Copy out every line of the records from the very start down through the line containing "reaction-surprised[interactable]: 😮 [532, 611, 566, 645]", with both ends included, keeping each line word for word.

......

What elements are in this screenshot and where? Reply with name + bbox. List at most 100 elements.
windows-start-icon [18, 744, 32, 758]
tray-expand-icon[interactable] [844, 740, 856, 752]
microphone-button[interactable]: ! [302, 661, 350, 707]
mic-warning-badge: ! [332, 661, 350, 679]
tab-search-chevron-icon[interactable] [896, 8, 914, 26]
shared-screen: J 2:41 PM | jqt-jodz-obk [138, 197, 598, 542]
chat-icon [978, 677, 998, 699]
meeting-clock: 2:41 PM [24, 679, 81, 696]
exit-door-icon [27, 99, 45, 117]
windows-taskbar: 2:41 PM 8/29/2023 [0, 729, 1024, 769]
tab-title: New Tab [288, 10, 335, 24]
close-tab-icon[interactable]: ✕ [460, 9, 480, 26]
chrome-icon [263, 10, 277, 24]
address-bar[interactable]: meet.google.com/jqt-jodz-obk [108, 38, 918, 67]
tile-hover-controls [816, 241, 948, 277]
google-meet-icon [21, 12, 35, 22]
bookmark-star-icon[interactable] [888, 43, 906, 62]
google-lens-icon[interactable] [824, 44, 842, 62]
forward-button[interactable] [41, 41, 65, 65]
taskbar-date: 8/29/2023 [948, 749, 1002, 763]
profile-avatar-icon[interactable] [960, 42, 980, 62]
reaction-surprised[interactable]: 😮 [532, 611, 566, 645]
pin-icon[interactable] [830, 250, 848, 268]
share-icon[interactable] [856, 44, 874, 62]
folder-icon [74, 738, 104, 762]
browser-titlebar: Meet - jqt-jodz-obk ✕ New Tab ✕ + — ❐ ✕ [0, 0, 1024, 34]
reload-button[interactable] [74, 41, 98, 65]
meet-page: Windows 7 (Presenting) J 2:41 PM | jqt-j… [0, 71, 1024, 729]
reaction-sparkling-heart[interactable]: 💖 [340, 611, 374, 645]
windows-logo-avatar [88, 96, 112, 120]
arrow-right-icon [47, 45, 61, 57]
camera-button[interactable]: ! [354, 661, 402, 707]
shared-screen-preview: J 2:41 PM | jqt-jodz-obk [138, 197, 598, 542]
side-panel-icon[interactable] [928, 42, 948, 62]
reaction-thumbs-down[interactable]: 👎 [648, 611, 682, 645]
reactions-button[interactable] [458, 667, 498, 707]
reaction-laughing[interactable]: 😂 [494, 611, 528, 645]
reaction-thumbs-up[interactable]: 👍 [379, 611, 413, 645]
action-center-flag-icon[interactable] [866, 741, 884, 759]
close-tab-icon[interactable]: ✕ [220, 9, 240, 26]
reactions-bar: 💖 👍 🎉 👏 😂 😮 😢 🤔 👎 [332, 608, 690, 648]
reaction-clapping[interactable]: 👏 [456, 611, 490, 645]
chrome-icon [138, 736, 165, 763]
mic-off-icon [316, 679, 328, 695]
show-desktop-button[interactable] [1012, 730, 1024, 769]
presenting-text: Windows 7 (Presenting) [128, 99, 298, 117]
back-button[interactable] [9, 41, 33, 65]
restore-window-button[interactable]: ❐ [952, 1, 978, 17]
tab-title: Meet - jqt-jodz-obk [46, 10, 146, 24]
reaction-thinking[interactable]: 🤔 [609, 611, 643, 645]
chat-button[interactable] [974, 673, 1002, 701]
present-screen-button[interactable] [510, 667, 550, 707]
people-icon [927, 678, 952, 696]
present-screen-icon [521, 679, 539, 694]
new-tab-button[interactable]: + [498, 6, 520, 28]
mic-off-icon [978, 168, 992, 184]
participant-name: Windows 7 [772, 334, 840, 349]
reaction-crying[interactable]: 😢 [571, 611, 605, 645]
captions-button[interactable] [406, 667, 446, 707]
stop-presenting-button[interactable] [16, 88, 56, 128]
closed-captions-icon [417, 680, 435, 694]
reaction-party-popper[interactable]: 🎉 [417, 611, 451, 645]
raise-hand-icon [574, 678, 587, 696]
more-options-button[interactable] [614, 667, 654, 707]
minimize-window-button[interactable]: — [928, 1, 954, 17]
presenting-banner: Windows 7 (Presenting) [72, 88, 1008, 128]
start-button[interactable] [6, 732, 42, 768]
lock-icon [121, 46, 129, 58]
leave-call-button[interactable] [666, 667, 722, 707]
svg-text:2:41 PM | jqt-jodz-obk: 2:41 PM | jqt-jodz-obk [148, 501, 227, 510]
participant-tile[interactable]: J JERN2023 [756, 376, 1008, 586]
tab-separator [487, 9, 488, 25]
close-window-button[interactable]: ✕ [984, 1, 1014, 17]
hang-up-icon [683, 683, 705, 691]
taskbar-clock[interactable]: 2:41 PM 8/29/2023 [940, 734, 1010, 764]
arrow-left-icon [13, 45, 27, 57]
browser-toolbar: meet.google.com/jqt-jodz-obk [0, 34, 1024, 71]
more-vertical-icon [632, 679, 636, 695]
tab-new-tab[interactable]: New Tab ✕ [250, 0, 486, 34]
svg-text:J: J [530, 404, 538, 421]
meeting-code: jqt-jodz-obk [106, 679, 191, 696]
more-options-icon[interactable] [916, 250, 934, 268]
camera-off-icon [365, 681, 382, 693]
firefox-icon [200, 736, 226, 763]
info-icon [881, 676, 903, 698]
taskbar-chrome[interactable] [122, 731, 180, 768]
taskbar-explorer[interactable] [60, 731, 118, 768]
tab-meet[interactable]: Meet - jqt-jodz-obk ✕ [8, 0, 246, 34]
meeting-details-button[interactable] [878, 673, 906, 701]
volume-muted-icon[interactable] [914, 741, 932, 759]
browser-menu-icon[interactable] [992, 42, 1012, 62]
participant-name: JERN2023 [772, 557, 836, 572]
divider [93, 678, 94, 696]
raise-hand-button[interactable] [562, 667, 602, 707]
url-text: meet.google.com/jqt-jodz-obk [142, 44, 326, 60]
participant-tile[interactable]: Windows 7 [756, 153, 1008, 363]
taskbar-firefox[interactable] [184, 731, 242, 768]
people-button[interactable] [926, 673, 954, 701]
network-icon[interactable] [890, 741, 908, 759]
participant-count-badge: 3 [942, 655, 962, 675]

......

**Response to the exercise:**
What elements are in this screenshot and where? Reply with name + bbox. List at most 100 elements.
windows-start-icon [18, 744, 32, 758]
tray-expand-icon[interactable] [844, 740, 856, 752]
microphone-button[interactable]: ! [302, 661, 350, 707]
mic-warning-badge: ! [332, 661, 350, 679]
tab-search-chevron-icon[interactable] [896, 8, 914, 26]
shared-screen: J 2:41 PM | jqt-jodz-obk [138, 197, 598, 542]
chat-icon [978, 677, 998, 699]
meeting-clock: 2:41 PM [24, 679, 81, 696]
exit-door-icon [27, 99, 45, 117]
windows-taskbar: 2:41 PM 8/29/2023 [0, 729, 1024, 769]
tab-title: New Tab [288, 10, 335, 24]
close-tab-icon[interactable]: ✕ [460, 9, 480, 26]
chrome-icon [263, 10, 277, 24]
address-bar[interactable]: meet.google.com/jqt-jodz-obk [108, 38, 918, 67]
tile-hover-controls [816, 241, 948, 277]
google-meet-icon [21, 12, 35, 22]
bookmark-star-icon[interactable] [888, 43, 906, 62]
google-lens-icon[interactable] [824, 44, 842, 62]
forward-button[interactable] [41, 41, 65, 65]
taskbar-date: 8/29/2023 [948, 749, 1002, 763]
profile-avatar-icon[interactable] [960, 42, 980, 62]
reaction-surprised[interactable]: 😮 [532, 611, 566, 645]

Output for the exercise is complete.